Information provided -
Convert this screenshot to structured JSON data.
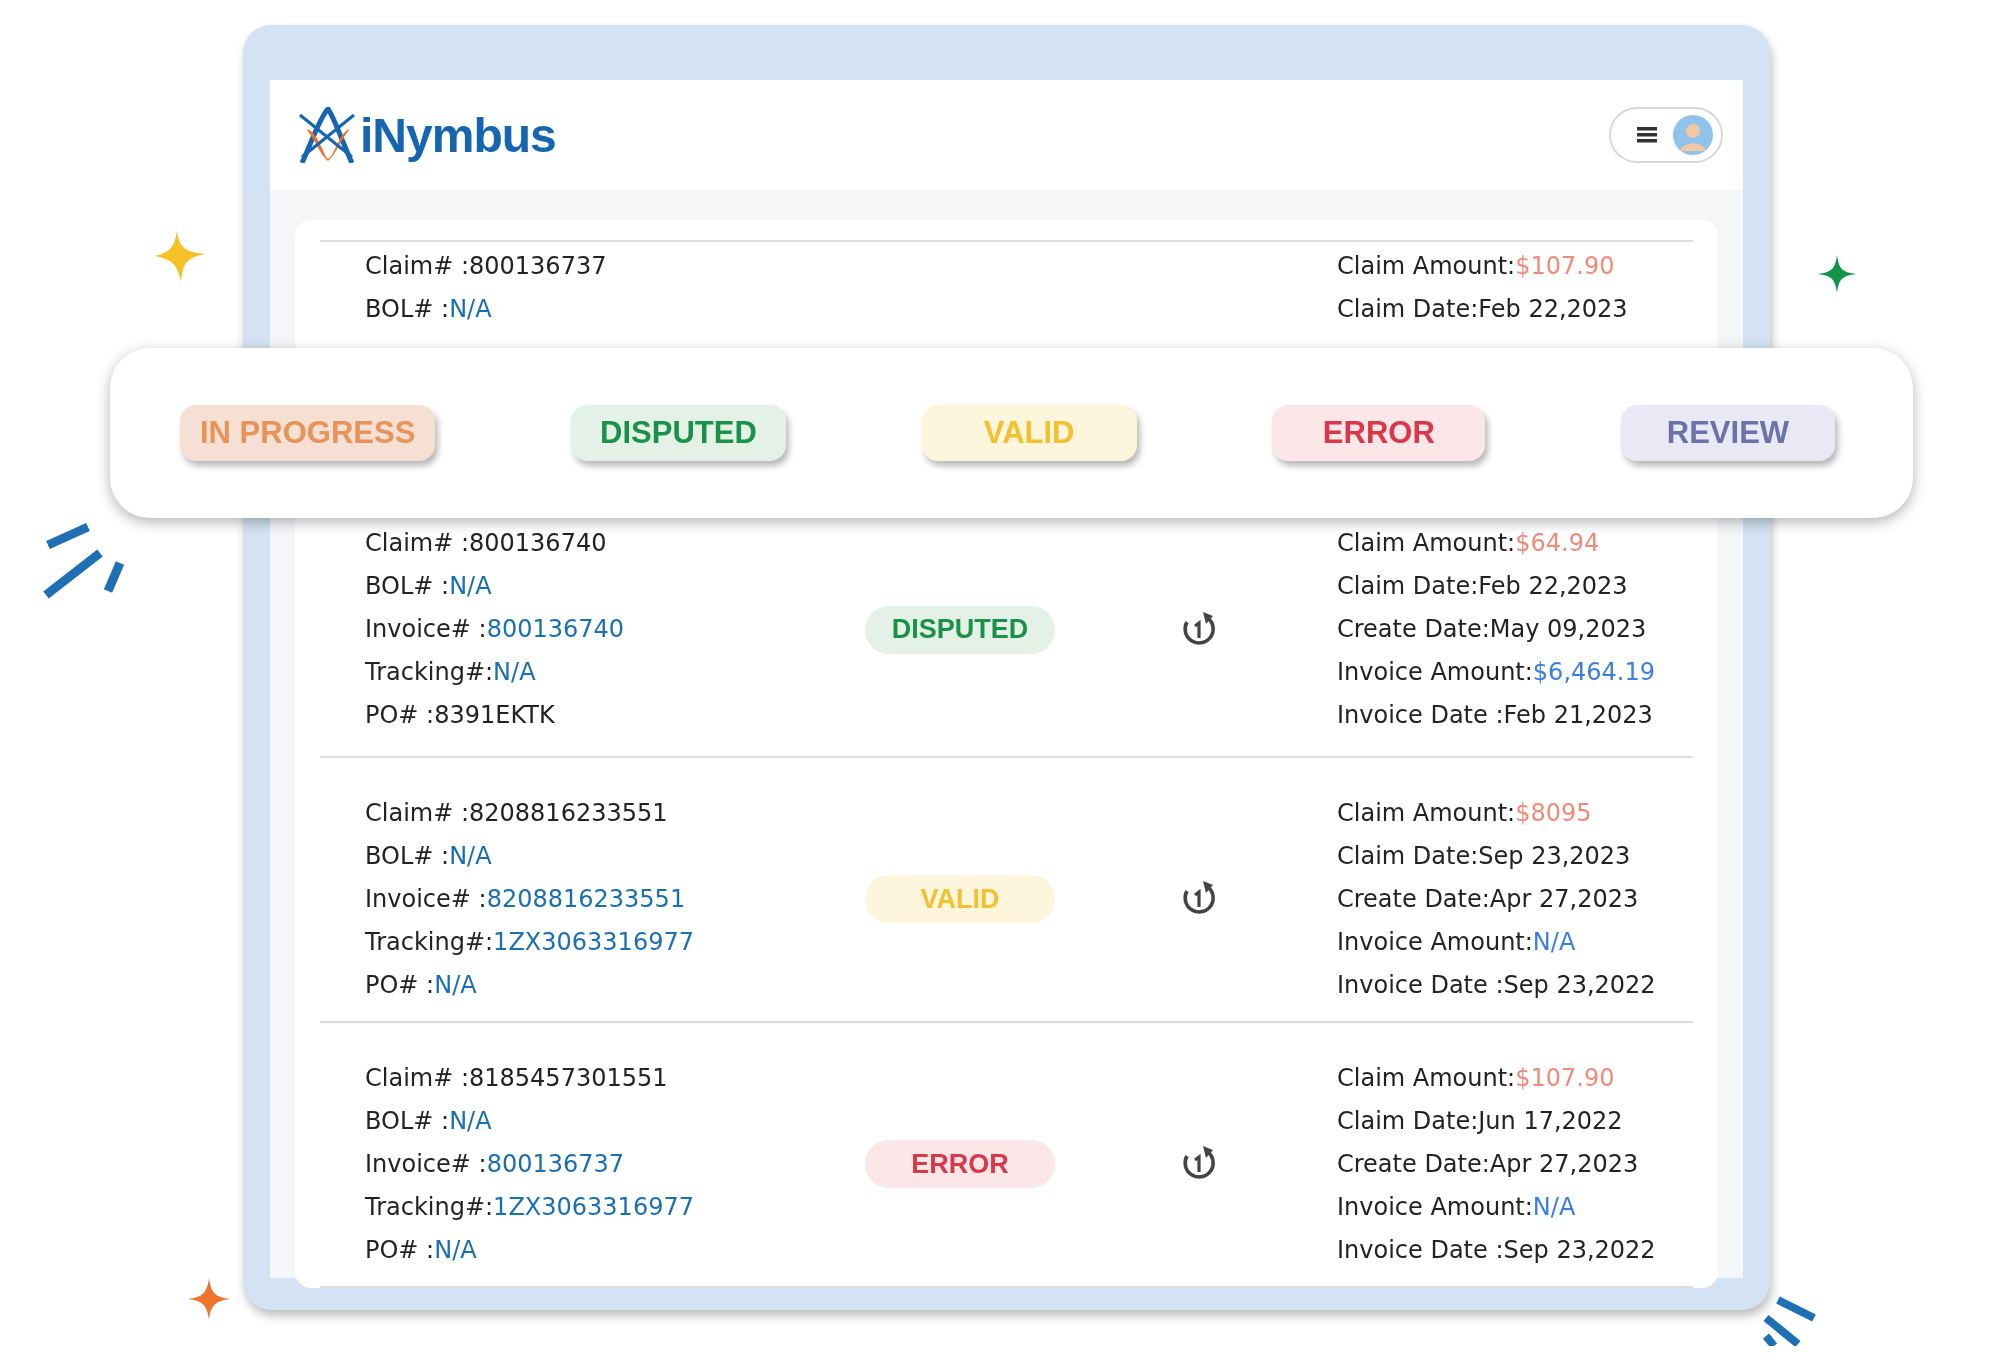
{
  "header": {
    "logo_text": "iNymbus"
  },
  "claims": [
    {
      "left": [
        {
          "label": "Claim# :",
          "value": "800136737",
          "kind": "plain"
        },
        {
          "label": "BOL# :",
          "value": "N/A",
          "kind": "link"
        }
      ],
      "right": [
        {
          "label": "Claim Amount:",
          "value": "$107.90",
          "kind": "amount"
        },
        {
          "label": "Claim Date:",
          "value": "Feb 22,2023",
          "kind": "plain"
        }
      ]
    },
    {
      "left": [
        {
          "label": "Claim# :",
          "value": "800136740",
          "kind": "plain"
        },
        {
          "label": "BOL# :",
          "value": "N/A",
          "kind": "link"
        },
        {
          "label": "Invoice# :",
          "value": "800136740",
          "kind": "link"
        },
        {
          "label": "Tracking#:",
          "value": "N/A",
          "kind": "link"
        },
        {
          "label": "PO# :",
          "value": "8391EKTK",
          "kind": "plain"
        }
      ],
      "badge": {
        "kind": "disputed",
        "label": "DISPUTED"
      },
      "right": [
        {
          "label": "Claim Amount:",
          "value": "$64.94",
          "kind": "amount"
        },
        {
          "label": "Claim Date:",
          "value": "Feb 22,2023",
          "kind": "plain"
        },
        {
          "label": "Create Date:",
          "value": "May 09,2023",
          "kind": "plain"
        },
        {
          "label": "Invoice Amount:",
          "value": "$6,464.19",
          "kind": "money"
        },
        {
          "label": "Invoice Date :",
          "value": "Feb 21,2023",
          "kind": "plain"
        }
      ]
    },
    {
      "left": [
        {
          "label": "Claim# :",
          "value": "8208816233551",
          "kind": "plain"
        },
        {
          "label": "BOL# :",
          "value": "N/A",
          "kind": "link"
        },
        {
          "label": "Invoice# :",
          "value": "8208816233551",
          "kind": "link"
        },
        {
          "label": "Tracking#:",
          "value": "1ZX3063316977",
          "kind": "link"
        },
        {
          "label": "PO# :",
          "value": "N/A",
          "kind": "link"
        }
      ],
      "badge": {
        "kind": "valid",
        "label": "VALID"
      },
      "right": [
        {
          "label": "Claim Amount:",
          "value": "$8095",
          "kind": "amount"
        },
        {
          "label": "Claim Date:",
          "value": "Sep 23,2023",
          "kind": "plain"
        },
        {
          "label": "Create Date:",
          "value": "Apr 27,2023",
          "kind": "plain"
        },
        {
          "label": "Invoice Amount:",
          "value": "N/A",
          "kind": "money"
        },
        {
          "label": "Invoice Date :",
          "value": "Sep 23,2022",
          "kind": "plain"
        }
      ]
    },
    {
      "left": [
        {
          "label": "Claim# :",
          "value": "8185457301551",
          "kind": "plain"
        },
        {
          "label": "BOL# :",
          "value": "N/A",
          "kind": "link"
        },
        {
          "label": "Invoice# :",
          "value": "800136737",
          "kind": "link"
        },
        {
          "label": "Tracking#:",
          "value": "1ZX3063316977",
          "kind": "link"
        },
        {
          "label": "PO# :",
          "value": "N/A",
          "kind": "link"
        }
      ],
      "badge": {
        "kind": "error",
        "label": "ERROR"
      },
      "right": [
        {
          "label": "Claim Amount:",
          "value": "$107.90",
          "kind": "amount"
        },
        {
          "label": "Claim Date:",
          "value": "Jun 17,2022",
          "kind": "plain"
        },
        {
          "label": "Create Date:",
          "value": "Apr 27,2023",
          "kind": "plain"
        },
        {
          "label": "Invoice Amount:",
          "value": "N/A",
          "kind": "money"
        },
        {
          "label": "Invoice Date :",
          "value": "Sep 23,2022",
          "kind": "plain"
        }
      ]
    }
  ],
  "legend": [
    {
      "kind": "in_progress",
      "label": "IN PROGRESS"
    },
    {
      "kind": "disputed",
      "label": "DISPUTED"
    },
    {
      "kind": "valid",
      "label": "VALID"
    },
    {
      "kind": "error",
      "label": "ERROR"
    },
    {
      "kind": "review",
      "label": "REVIEW"
    }
  ]
}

Exercise aim - Give back the entries verbatim. Do not include any picture.

Result -
Convert this screenshot to structured JSON data.
{
  "header": {
    "logo_text": "iNymbus"
  },
  "claims": [
    {
      "left": [
        {
          "label": "Claim# :",
          "value": "800136737",
          "kind": "plain"
        },
        {
          "label": "BOL# :",
          "value": "N/A",
          "kind": "link"
        }
      ],
      "right": [
        {
          "label": "Claim Amount:",
          "value": "$107.90",
          "kind": "amount"
        },
        {
          "label": "Claim Date:",
          "value": "Feb 22,2023",
          "kind": "plain"
        }
      ]
    },
    {
      "left": [
        {
          "label": "Claim# :",
          "value": "800136740",
          "kind": "plain"
        },
        {
          "label": "BOL# :",
          "value": "N/A",
          "kind": "link"
        },
        {
          "label": "Invoice# :",
          "value": "800136740",
          "kind": "link"
        },
        {
          "label": "Tracking#:",
          "value": "N/A",
          "kind": "link"
        },
        {
          "label": "PO# :",
          "value": "8391EKTK",
          "kind": "plain"
        }
      ],
      "badge": {
        "kind": "disputed",
        "label": "DISPUTED"
      },
      "right": [
        {
          "label": "Claim Amount:",
          "value": "$64.94",
          "kind": "amount"
        },
        {
          "label": "Claim Date:",
          "value": "Feb 22,2023",
          "kind": "plain"
        },
        {
          "label": "Create Date:",
          "value": "May 09,2023",
          "kind": "plain"
        },
        {
          "label": "Invoice Amount:",
          "value": "$6,464.19",
          "kind": "money"
        },
        {
          "label": "Invoice Date :",
          "value": "Feb 21,2023",
          "kind": "plain"
        }
      ]
    },
    {
      "left": [
        {
          "label": "Claim# :",
          "value": "8208816233551",
          "kind": "plain"
        },
        {
          "label": "BOL# :",
          "value": "N/A",
          "kind": "link"
        },
        {
          "label": "Invoice# :",
          "value": "8208816233551",
          "kind": "link"
        },
        {
          "label": "Tracking#:",
          "value": "1ZX3063316977",
          "kind": "link"
        },
        {
          "label": "PO# :",
          "value": "N/A",
          "kind": "link"
        }
      ],
      "badge": {
        "kind": "valid",
        "label": "VALID"
      },
      "right": [
        {
          "label": "Claim Amount:",
          "value": "$8095",
          "kind": "amount"
        },
        {
          "label": "Claim Date:",
          "value": "Sep 23,2023",
          "kind": "plain"
        },
        {
          "label": "Create Date:",
          "value": "Apr 27,2023",
          "kind": "plain"
        },
        {
          "label": "Invoice Amount:",
          "value": "N/A",
          "kind": "money"
        },
        {
          "label": "Invoice Date :",
          "value": "Sep 23,2022",
          "kind": "plain"
        }
      ]
    },
    {
      "left": [
        {
          "label": "Claim# :",
          "value": "8185457301551",
          "kind": "plain"
        },
        {
          "label": "BOL# :",
          "value": "N/A",
          "kind": "link"
        },
        {
          "label": "Invoice# :",
          "value": "800136737",
          "kind": "link"
        },
        {
          "label": "Tracking#:",
          "value": "1ZX3063316977",
          "kind": "link"
        },
        {
          "label": "PO# :",
          "value": "N/A",
          "kind": "link"
        }
      ],
      "badge": {
        "kind": "error",
        "label": "ERROR"
      },
      "right": [
        {
          "label": "Claim Amount:",
          "value": "$107.90",
          "kind": "amount"
        },
        {
          "label": "Claim Date:",
          "value": "Jun 17,2022",
          "kind": "plain"
        },
        {
          "label": "Create Date:",
          "value": "Apr 27,2023",
          "kind": "plain"
        },
        {
          "label": "Invoice Amount:",
          "value": "N/A",
          "kind": "money"
        },
        {
          "label": "Invoice Date :",
          "value": "Sep 23,2022",
          "kind": "plain"
        }
      ]
    }
  ],
  "legend": [
    {
      "kind": "in_progress",
      "label": "IN PROGRESS"
    },
    {
      "kind": "disputed",
      "label": "DISPUTED"
    },
    {
      "kind": "valid",
      "label": "VALID"
    },
    {
      "kind": "error",
      "label": "ERROR"
    },
    {
      "kind": "review",
      "label": "REVIEW"
    }
  ]
}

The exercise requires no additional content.